* REQUIREMENTS: Extract the listing below in full, unchanged.

* ENTRIES SHOWN:
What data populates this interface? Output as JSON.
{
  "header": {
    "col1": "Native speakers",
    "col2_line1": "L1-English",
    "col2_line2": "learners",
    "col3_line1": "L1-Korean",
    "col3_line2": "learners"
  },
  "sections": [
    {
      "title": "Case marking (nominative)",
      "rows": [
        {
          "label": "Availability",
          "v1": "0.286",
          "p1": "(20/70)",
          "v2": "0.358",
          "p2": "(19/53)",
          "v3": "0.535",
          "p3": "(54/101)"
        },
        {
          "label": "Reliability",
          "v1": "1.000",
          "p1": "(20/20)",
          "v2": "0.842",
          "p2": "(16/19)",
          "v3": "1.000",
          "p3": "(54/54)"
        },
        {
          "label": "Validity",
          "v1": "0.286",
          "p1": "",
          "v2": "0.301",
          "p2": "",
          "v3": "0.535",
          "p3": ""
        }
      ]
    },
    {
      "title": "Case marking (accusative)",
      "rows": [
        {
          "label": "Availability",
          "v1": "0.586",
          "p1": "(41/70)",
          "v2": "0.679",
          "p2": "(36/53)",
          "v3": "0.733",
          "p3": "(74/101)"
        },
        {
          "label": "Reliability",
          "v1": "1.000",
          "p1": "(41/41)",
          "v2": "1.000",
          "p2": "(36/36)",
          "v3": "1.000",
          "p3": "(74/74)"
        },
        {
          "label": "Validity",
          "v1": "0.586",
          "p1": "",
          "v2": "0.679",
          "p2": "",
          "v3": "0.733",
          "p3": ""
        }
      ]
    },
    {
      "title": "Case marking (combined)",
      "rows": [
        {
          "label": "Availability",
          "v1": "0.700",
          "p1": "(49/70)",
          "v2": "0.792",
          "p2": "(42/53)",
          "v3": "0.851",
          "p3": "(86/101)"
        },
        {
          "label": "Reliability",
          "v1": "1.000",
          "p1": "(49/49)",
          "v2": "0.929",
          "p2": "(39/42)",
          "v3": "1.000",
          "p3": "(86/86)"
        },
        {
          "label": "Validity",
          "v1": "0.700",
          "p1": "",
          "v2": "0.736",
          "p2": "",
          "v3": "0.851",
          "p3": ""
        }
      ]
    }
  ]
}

* ANSWER TO THIS EXERCISE:
What data populates this interface? Output as JSON.
{
  "header": {
    "col1": "Native speakers",
    "col2_line1": "L1-English",
    "col2_line2": "learners",
    "col3_line1": "L1-Korean",
    "col3_line2": "learners"
  },
  "sections": [
    {
      "title": "Case marking (nominative)",
      "rows": [
        {
          "label": "Availability",
          "v1": "0.286",
          "p1": "(20/70)",
          "v2": "0.358",
          "p2": "(19/53)",
          "v3": "0.535",
          "p3": "(54/101)"
        },
        {
          "label": "Reliability",
          "v1": "1.000",
          "p1": "(20/20)",
          "v2": "0.842",
          "p2": "(16/19)",
          "v3": "1.000",
          "p3": "(54/54)"
        },
        {
          "label": "Validity",
          "v1": "0.286",
          "p1": "",
          "v2": "0.301",
          "p2": "",
          "v3": "0.535",
          "p3": ""
        }
      ]
    },
    {
      "title": "Case marking (accusative)",
      "rows": [
        {
          "label": "Availability",
          "v1": "0.586",
          "p1": "(41/70)",
          "v2": "0.679",
          "p2": "(36/53)",
          "v3": "0.733",
          "p3": "(74/101)"
        },
        {
          "label": "Reliability",
          "v1": "1.000",
          "p1": "(41/41)",
          "v2": "1.000",
          "p2": "(36/36)",
          "v3": "1.000",
          "p3": "(74/74)"
        },
        {
          "label": "Validity",
          "v1": "0.586",
          "p1": "",
          "v2": "0.679",
          "p2": "",
          "v3": "0.733",
          "p3": ""
        }
      ]
    },
    {
      "title": "Case marking (combined)",
      "rows": [
        {
          "label": "Availability",
          "v1": "0.700",
          "p1": "(49/70)",
          "v2": "0.792",
          "p2": "(42/53)",
          "v3": "0.851",
          "p3": "(86/101)"
        },
        {
          "label": "Reliability",
          "v1": "1.000",
          "p1": "(49/49)",
          "v2": "0.929",
          "p2": "(39/42)",
          "v3": "1.000",
          "p3": "(86/86)"
        },
        {
          "label": "Validity",
          "v1": "0.700",
          "p1": "",
          "v2": "0.736",
          "p2": "",
          "v3": "0.851",
          "p3": ""
        }
      ]
    }
  ]
}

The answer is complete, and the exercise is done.